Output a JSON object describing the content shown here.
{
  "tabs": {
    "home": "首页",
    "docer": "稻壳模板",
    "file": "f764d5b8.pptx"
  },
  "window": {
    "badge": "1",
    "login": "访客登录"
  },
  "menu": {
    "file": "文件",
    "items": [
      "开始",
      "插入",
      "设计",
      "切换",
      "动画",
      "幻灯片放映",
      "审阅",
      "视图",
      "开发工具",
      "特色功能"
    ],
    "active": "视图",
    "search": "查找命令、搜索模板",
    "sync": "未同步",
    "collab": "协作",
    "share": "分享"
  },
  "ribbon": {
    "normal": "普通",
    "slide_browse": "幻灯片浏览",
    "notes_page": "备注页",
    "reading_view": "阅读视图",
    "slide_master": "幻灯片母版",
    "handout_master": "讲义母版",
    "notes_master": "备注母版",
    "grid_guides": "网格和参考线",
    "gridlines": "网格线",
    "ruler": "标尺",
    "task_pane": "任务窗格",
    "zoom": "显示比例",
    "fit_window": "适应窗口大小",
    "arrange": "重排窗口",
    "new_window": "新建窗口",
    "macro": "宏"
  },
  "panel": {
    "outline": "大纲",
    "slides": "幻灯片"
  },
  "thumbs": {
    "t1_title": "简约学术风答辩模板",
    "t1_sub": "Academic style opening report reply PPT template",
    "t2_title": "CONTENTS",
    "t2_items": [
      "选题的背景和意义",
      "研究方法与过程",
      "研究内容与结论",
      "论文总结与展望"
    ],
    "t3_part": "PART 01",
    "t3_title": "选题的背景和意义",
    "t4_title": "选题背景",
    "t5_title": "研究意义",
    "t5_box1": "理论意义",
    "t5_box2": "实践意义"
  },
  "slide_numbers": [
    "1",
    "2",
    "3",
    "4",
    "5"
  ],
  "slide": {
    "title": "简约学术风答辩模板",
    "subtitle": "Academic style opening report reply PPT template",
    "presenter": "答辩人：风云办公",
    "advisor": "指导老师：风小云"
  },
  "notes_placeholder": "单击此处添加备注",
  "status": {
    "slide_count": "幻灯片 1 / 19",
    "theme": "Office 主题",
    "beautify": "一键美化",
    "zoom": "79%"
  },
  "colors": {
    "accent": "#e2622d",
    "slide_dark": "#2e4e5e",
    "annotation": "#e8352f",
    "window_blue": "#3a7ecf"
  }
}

================

### Given request
Pull out every line of the records above that contains the word "reply".

### Expected answer
    "t1_sub": "Academic style opening report reply PPT template",
    "subtitle": "Academic style opening report reply PPT template",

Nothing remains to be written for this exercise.